(Records that describe figures)
◆ ◆ ◆ ◆

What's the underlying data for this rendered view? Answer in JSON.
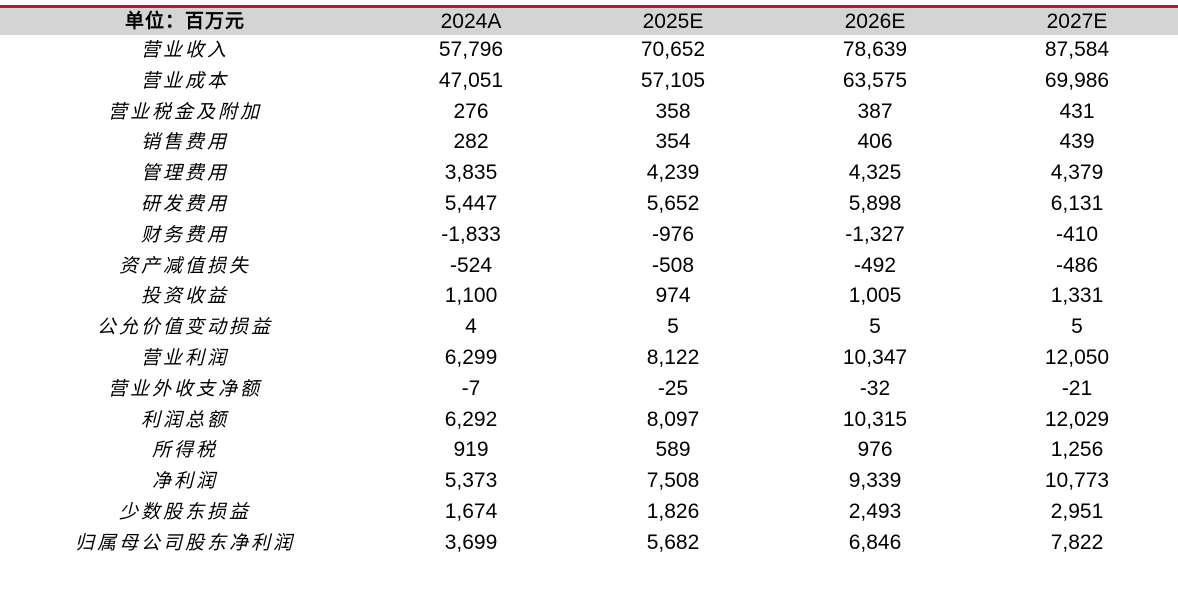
{
  "table": {
    "header": {
      "label": "单位：百万元",
      "years": [
        "2024A",
        "2025E",
        "2026E",
        "2027E"
      ]
    },
    "rows": [
      {
        "label": "营业收入",
        "values": [
          "57,796",
          "70,652",
          "78,639",
          "87,584"
        ]
      },
      {
        "label": "营业成本",
        "values": [
          "47,051",
          "57,105",
          "63,575",
          "69,986"
        ]
      },
      {
        "label": "营业税金及附加",
        "values": [
          "276",
          "358",
          "387",
          "431"
        ]
      },
      {
        "label": "销售费用",
        "values": [
          "282",
          "354",
          "406",
          "439"
        ]
      },
      {
        "label": "管理费用",
        "values": [
          "3,835",
          "4,239",
          "4,325",
          "4,379"
        ]
      },
      {
        "label": "研发费用",
        "values": [
          "5,447",
          "5,652",
          "5,898",
          "6,131"
        ]
      },
      {
        "label": "财务费用",
        "values": [
          "-1,833",
          "-976",
          "-1,327",
          "-410"
        ]
      },
      {
        "label": "资产减值损失",
        "values": [
          "-524",
          "-508",
          "-492",
          "-486"
        ]
      },
      {
        "label": "投资收益",
        "values": [
          "1,100",
          "974",
          "1,005",
          "1,331"
        ]
      },
      {
        "label": "公允价值变动损益",
        "values": [
          "4",
          "5",
          "5",
          "5"
        ]
      },
      {
        "label": "营业利润",
        "values": [
          "6,299",
          "8,122",
          "10,347",
          "12,050"
        ]
      },
      {
        "label": "营业外收支净额",
        "values": [
          "-7",
          "-25",
          "-32",
          "-21"
        ]
      },
      {
        "label": "利润总额",
        "values": [
          "6,292",
          "8,097",
          "10,315",
          "12,029"
        ]
      },
      {
        "label": "所得税",
        "values": [
          "919",
          "589",
          "976",
          "1,256"
        ]
      },
      {
        "label": "净利润",
        "values": [
          "5,373",
          "7,508",
          "9,339",
          "10,773"
        ]
      },
      {
        "label": "少数股东损益",
        "values": [
          "1,674",
          "1,826",
          "2,493",
          "2,951"
        ]
      },
      {
        "label": "归属母公司股东净利润",
        "values": [
          "3,699",
          "5,682",
          "6,846",
          "7,822"
        ]
      }
    ]
  },
  "colors": {
    "accent_line": "#c8102e",
    "header_bg": "#d4d4d4"
  }
}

◆ ◆ ◆ ◆

● Description of the task: All of the lines above should be retyped precisely, apart from the pictures.

● Solution to the problem:
What's the underlying data for this rendered view? Answer in JSON.
{
  "table": {
    "header": {
      "label": "单位：百万元",
      "years": [
        "2024A",
        "2025E",
        "2026E",
        "2027E"
      ]
    },
    "rows": [
      {
        "label": "营业收入",
        "values": [
          "57,796",
          "70,652",
          "78,639",
          "87,584"
        ]
      },
      {
        "label": "营业成本",
        "values": [
          "47,051",
          "57,105",
          "63,575",
          "69,986"
        ]
      },
      {
        "label": "营业税金及附加",
        "values": [
          "276",
          "358",
          "387",
          "431"
        ]
      },
      {
        "label": "销售费用",
        "values": [
          "282",
          "354",
          "406",
          "439"
        ]
      },
      {
        "label": "管理费用",
        "values": [
          "3,835",
          "4,239",
          "4,325",
          "4,379"
        ]
      },
      {
        "label": "研发费用",
        "values": [
          "5,447",
          "5,652",
          "5,898",
          "6,131"
        ]
      },
      {
        "label": "财务费用",
        "values": [
          "-1,833",
          "-976",
          "-1,327",
          "-410"
        ]
      },
      {
        "label": "资产减值损失",
        "values": [
          "-524",
          "-508",
          "-492",
          "-486"
        ]
      },
      {
        "label": "投资收益",
        "values": [
          "1,100",
          "974",
          "1,005",
          "1,331"
        ]
      },
      {
        "label": "公允价值变动损益",
        "values": [
          "4",
          "5",
          "5",
          "5"
        ]
      },
      {
        "label": "营业利润",
        "values": [
          "6,299",
          "8,122",
          "10,347",
          "12,050"
        ]
      },
      {
        "label": "营业外收支净额",
        "values": [
          "-7",
          "-25",
          "-32",
          "-21"
        ]
      },
      {
        "label": "利润总额",
        "values": [
          "6,292",
          "8,097",
          "10,315",
          "12,029"
        ]
      },
      {
        "label": "所得税",
        "values": [
          "919",
          "589",
          "976",
          "1,256"
        ]
      },
      {
        "label": "净利润",
        "values": [
          "5,373",
          "7,508",
          "9,339",
          "10,773"
        ]
      },
      {
        "label": "少数股东损益",
        "values": [
          "1,674",
          "1,826",
          "2,493",
          "2,951"
        ]
      },
      {
        "label": "归属母公司股东净利润",
        "values": [
          "3,699",
          "5,682",
          "6,846",
          "7,822"
        ]
      }
    ]
  },
  "colors": {
    "accent_line": "#c8102e",
    "header_bg": "#d4d4d4"
  }
}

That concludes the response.